[Extracted records]
★ ★ ★ ★ ★

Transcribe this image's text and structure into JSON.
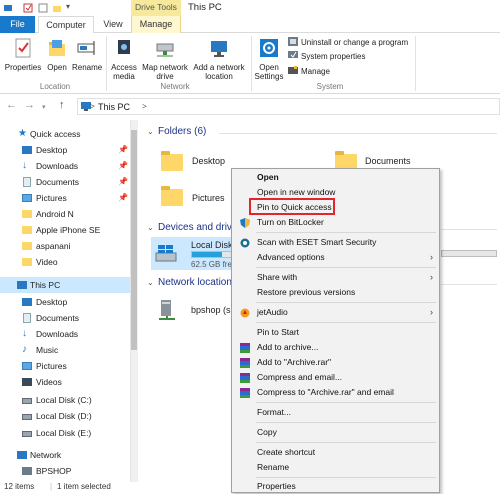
{
  "titlebar": {
    "context_tab": "Drive Tools",
    "title": "This PC"
  },
  "tabs": {
    "file": "File",
    "computer": "Computer",
    "view": "View",
    "manage": "Manage"
  },
  "ribbon": {
    "location": {
      "label": "Location",
      "properties": "Properties",
      "open": "Open",
      "rename": "Rename"
    },
    "network": {
      "label": "Network",
      "access_media": "Access media",
      "map_network_drive": "Map network drive",
      "add_network_location": "Add a network location"
    },
    "system": {
      "label": "System",
      "open_settings": "Open Settings",
      "uninstall": "Uninstall or change a program",
      "system_properties": "System properties",
      "manage": "Manage"
    }
  },
  "address": {
    "path": "This PC",
    "separator": ">"
  },
  "nav": {
    "quick_access": "Quick access",
    "quick_items": [
      "Desktop",
      "Downloads",
      "Documents",
      "Pictures",
      "Android N",
      "Apple iPhone SE",
      "aspanani",
      "Video"
    ],
    "this_pc": "This PC",
    "pc_items": [
      "Desktop",
      "Documents",
      "Downloads",
      "Music",
      "Pictures",
      "Videos",
      "Local Disk (C:)",
      "Local Disk (D:)",
      "Local Disk (E:)"
    ],
    "network": "Network",
    "network_items": [
      "BPSHOP"
    ]
  },
  "content": {
    "folders_heading": "Folders (6)",
    "folders": [
      "Desktop",
      "Documents",
      "Pictures"
    ],
    "devices_heading": "Devices and driv",
    "disk_name": "Local Disk (",
    "disk_free": "62.5 GB free",
    "disk_usage_fraction": 0.55,
    "network_heading": "Network location",
    "network_item": "bpshop (sh"
  },
  "status": {
    "count": "12 items",
    "selected": "1 item selected"
  },
  "context_menu": {
    "open": "Open",
    "open_new_window": "Open in new window",
    "pin_quick_access": "Pin to Quick access",
    "bitlocker": "Turn on BitLocker",
    "eset": "Scan with ESET Smart Security",
    "advanced": "Advanced options",
    "share_with": "Share with",
    "restore": "Restore previous versions",
    "jetaudio": "jetAudio",
    "pin_start": "Pin to Start",
    "add_archive": "Add to archive...",
    "add_rar": "Add to \"Archive.rar\"",
    "compress_email": "Compress and email...",
    "compress_rar_email": "Compress to \"Archive.rar\" and email",
    "format": "Format...",
    "copy": "Copy",
    "shortcut": "Create shortcut",
    "rename": "Rename",
    "properties": "Properties"
  },
  "colors": {
    "accent": "#1979ca",
    "selection": "#cce8ff",
    "drive_tools": "#f6e99b",
    "highlight_box": "#e3262e",
    "folder": "#ffd769"
  }
}
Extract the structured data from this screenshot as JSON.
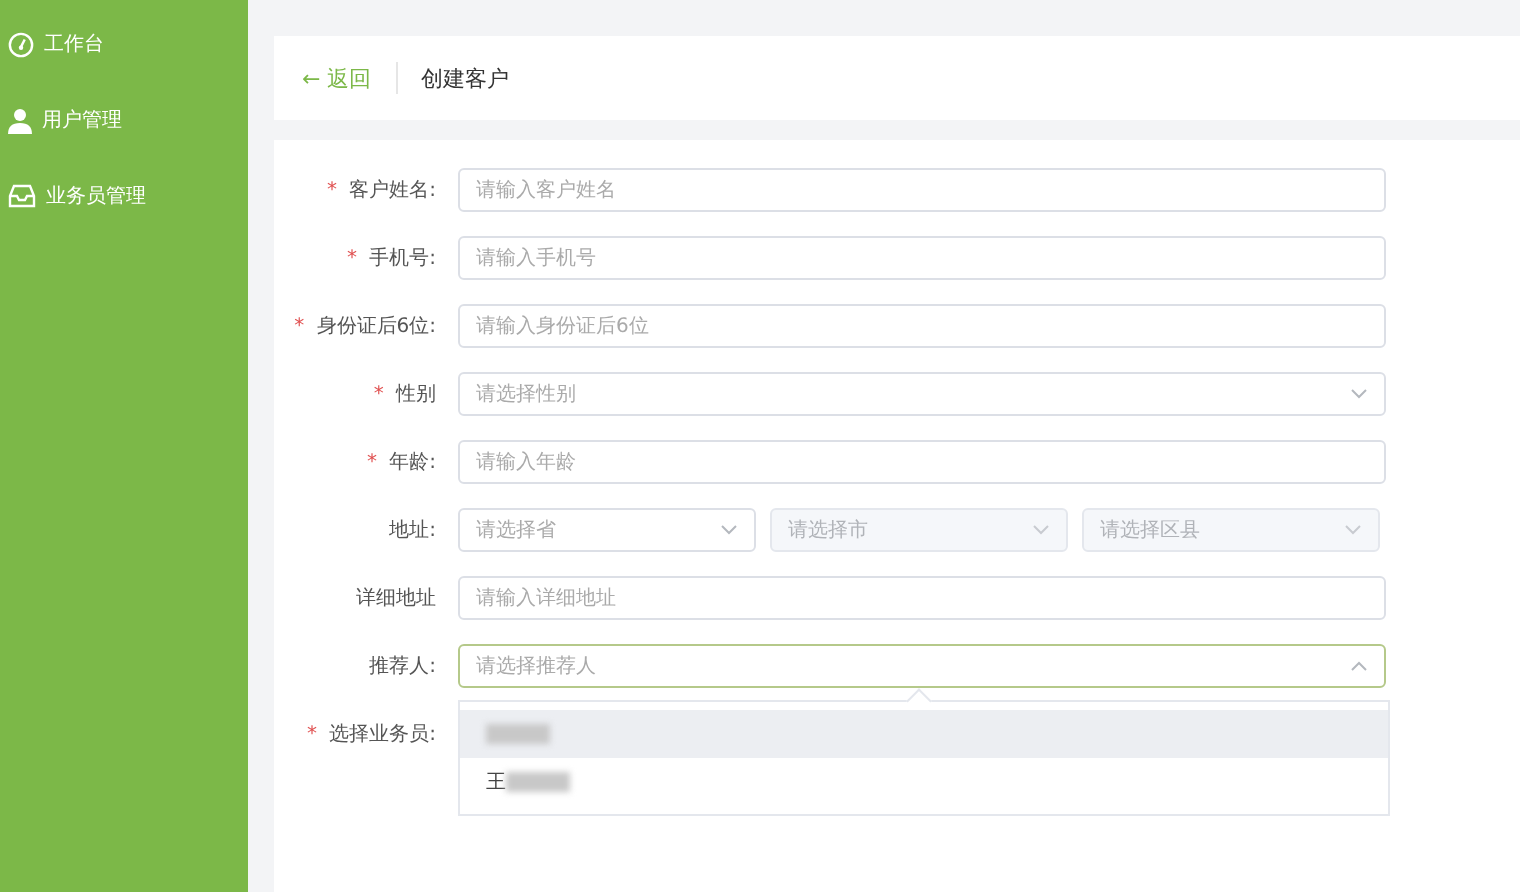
{
  "sidebar": {
    "items": [
      {
        "label": "工作台",
        "selected": false
      },
      {
        "label": "用户管理",
        "selected": false
      },
      {
        "label": "业务员管理",
        "selected": false
      }
    ]
  },
  "header": {
    "back": "← 返回",
    "title": "创建客户"
  },
  "form": {
    "fields": [
      {
        "mark": "*",
        "label": "客户姓名:",
        "kind": "input",
        "placeholder": "请输入客户姓名"
      },
      {
        "mark": "*",
        "label": "手机号:",
        "kind": "input",
        "placeholder": "请输入手机号"
      },
      {
        "mark": "*",
        "label": "身份证后6位:",
        "kind": "input",
        "placeholder": "请输入身份证后6位"
      },
      {
        "mark": "*",
        "label": "性别",
        "kind": "select",
        "placeholder": "请选择性别",
        "open": false
      },
      {
        "mark": "*",
        "label": "年龄:",
        "kind": "input",
        "placeholder": "请输入年龄"
      },
      {
        "label": "地址:",
        "kind": "address",
        "selects": [
          {
            "placeholder": "请选择省",
            "disabled": false
          },
          {
            "placeholder": "请选择市",
            "disabled": true
          },
          {
            "placeholder": "请选择区县",
            "disabled": true
          }
        ]
      },
      {
        "label": "详细地址",
        "kind": "input",
        "placeholder": "请输入详细地址"
      },
      {
        "label": "推荐人:",
        "kind": "select",
        "placeholder": "请选择推荐人",
        "open": true,
        "options": [
          {
            "redacted": true,
            "selected": true
          },
          {
            "text": "王",
            "redacted": true,
            "selected": false
          }
        ]
      },
      {
        "mark": "*",
        "label": "选择业务员:",
        "kind": "covered"
      }
    ]
  }
}
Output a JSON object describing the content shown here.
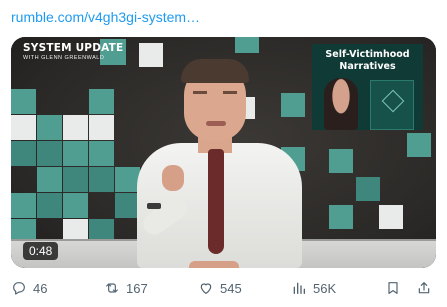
{
  "link": {
    "text": "rumble.com/v4gh3gi-system…"
  },
  "video": {
    "logo_main": "SYSTEM UPDATE",
    "logo_sub": "WITH GLENN GREENWALD",
    "inset_title_line1": "Self-Victimhood",
    "inset_title_line2": "Narratives",
    "duration": "0:48"
  },
  "actions": {
    "replies": "46",
    "reposts": "167",
    "likes": "545",
    "views": "56K"
  },
  "icons": {
    "replies": "reply-icon",
    "reposts": "repost-icon",
    "likes": "heart-icon",
    "views": "bar-chart-icon",
    "bookmark": "bookmark-icon",
    "share": "share-icon"
  },
  "colors": {
    "link": "#1d9bf0",
    "action_text": "#536471",
    "tile_teal": "#4f9e91"
  }
}
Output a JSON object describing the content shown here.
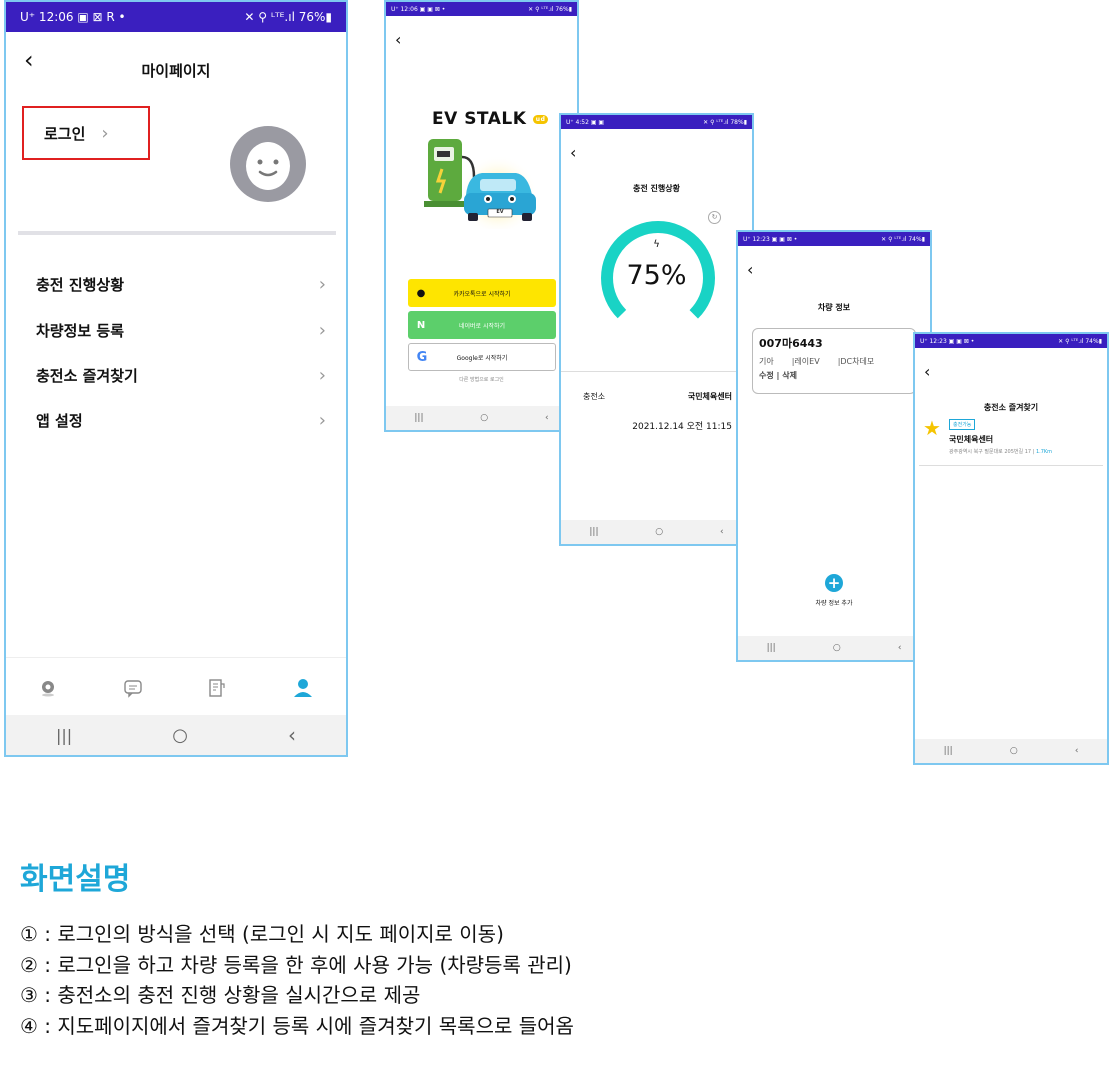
{
  "phone1": {
    "status": {
      "left": "U⁺ 12:06 ▣ ⊠ R •",
      "right": "✕ ⚲ ᴸᵀᴱ.ıl 76%▮"
    },
    "title": "마이페이지",
    "login_label": "로그인",
    "menu": [
      {
        "label": "충전 진행상황"
      },
      {
        "label": "차량정보 등록"
      },
      {
        "label": "충전소 즐겨찾기"
      },
      {
        "label": "앱 설정"
      }
    ],
    "tab_icons": [
      "map-pin-icon",
      "chat-icon",
      "receipt-icon",
      "person-icon"
    ],
    "accent": "#1ea7d8"
  },
  "phone2": {
    "status": {
      "left": "U⁺ 12:06 ▣ ▣ ⊠ •",
      "right": "✕ ⚲ ᴸᵀᴱ.ıl 76%▮"
    },
    "brand": "EV STALK",
    "brand_badge": "ud",
    "car_plate": "EV",
    "kakao_label": "카카오톡으로 시작하기",
    "naver_label": "네이버로 시작하기",
    "google_label": "Google로 시작하기",
    "other_label": "다른 방법으로 로그인",
    "colors": {
      "kakao": "#fee500",
      "naver": "#5ccf6b"
    }
  },
  "phone3": {
    "status": {
      "left": "U⁺ 4:52 ▣ ▣",
      "right": "✕ ⚲ ᴸᵀᴱ.ıl 78%▮"
    },
    "title": "충전 진행상황",
    "percent_text": "75%",
    "progress": 0.75,
    "station_label": "충전소",
    "station_name": "국민체육센터",
    "datetime": "2021.12.14 오전 11:15",
    "accent": "#19d3c5"
  },
  "phone4": {
    "status": {
      "left": "U⁺ 12:23 ▣ ▣ ⊠ •",
      "right": "✕ ⚲ ᴸᵀᴱ.ıl 74%▮"
    },
    "title": "차량 정보",
    "plate": "007마6443",
    "maker": "기아",
    "model": "|레이EV",
    "charger": "|DC차데모",
    "edit_delete": "수정 | 삭제",
    "add_label": "차량 정보 추가"
  },
  "phone5": {
    "status": {
      "left": "U⁺ 12:23 ▣ ▣ ⊠ •",
      "right": "✕ ⚲ ᴸᵀᴱ.ıl 74%▮"
    },
    "title": "충전소 즐겨찾기",
    "badge": "충전가능",
    "station_name": "국민체육센터",
    "address": "광주광역시 북구 필문대로 205번길 17 |",
    "distance": "1.7Km"
  },
  "description": {
    "heading": "화면설명",
    "lines": [
      "① : 로그인의 방식을 선택 (로그인 시 지도 페이지로 이동)",
      "② : 로그인을 하고 차량 등록을 한 후에 사용 가능 (차량등록 관리)",
      "③ : 충전소의 충전 진행 상황을 실시간으로 제공",
      "④ : 지도페이지에서 즐겨찾기 등록 시에 즐겨찾기 목록으로 들어옴"
    ],
    "heading_color": "#1ea7d8"
  }
}
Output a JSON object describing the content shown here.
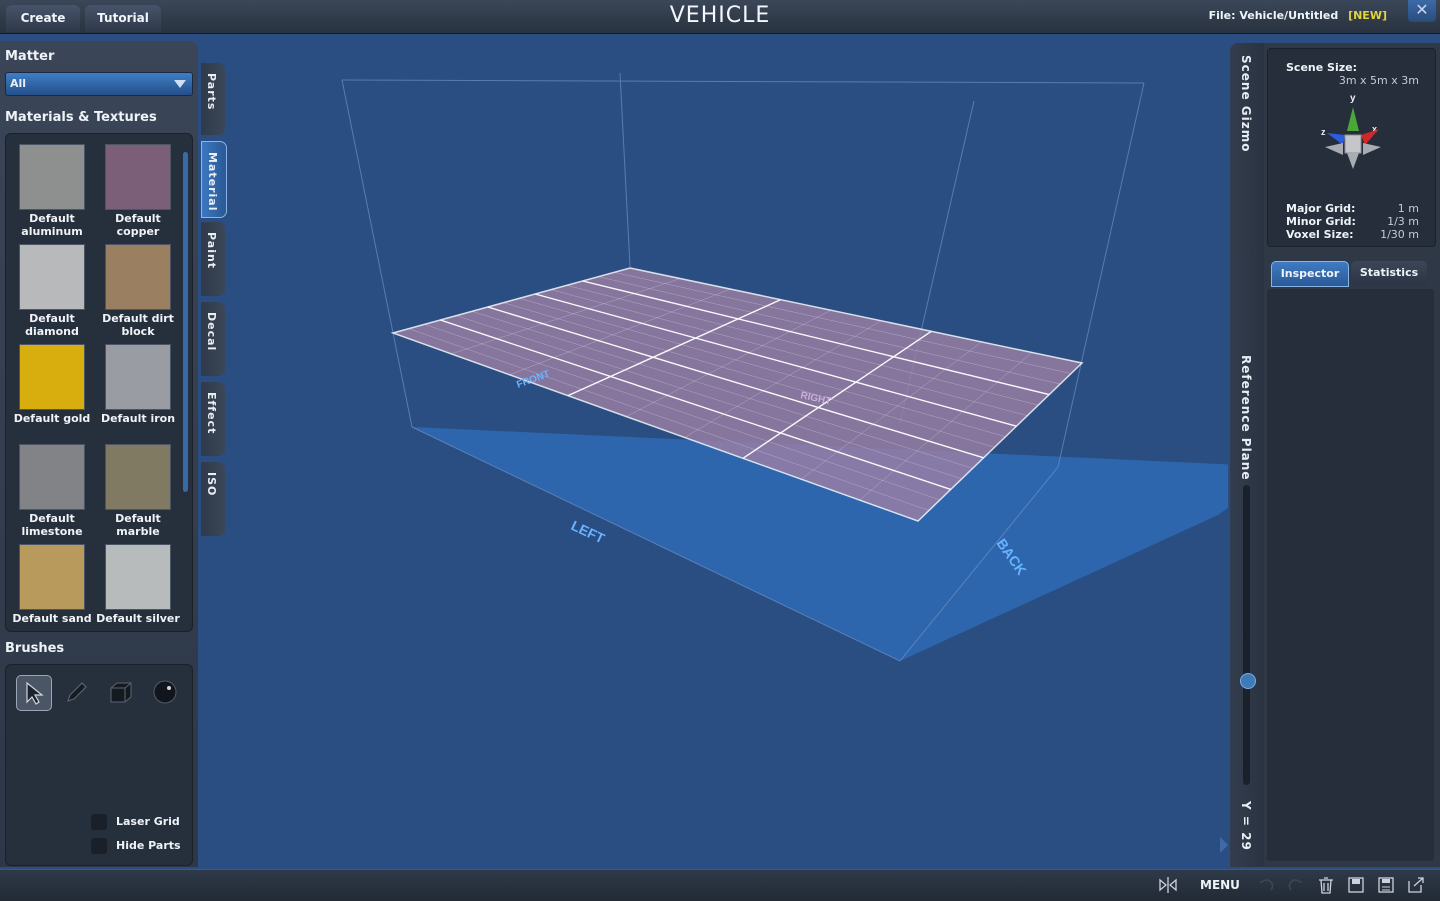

★ ★ ★ ★ ★

**Aim:** Pick out each line containing the string "Compress" and copy it.

**Exercise answer:**
    "compress_email": "Compress and email...",
    "compress_rar_email": "Compress to \"Archive.rar\" and email",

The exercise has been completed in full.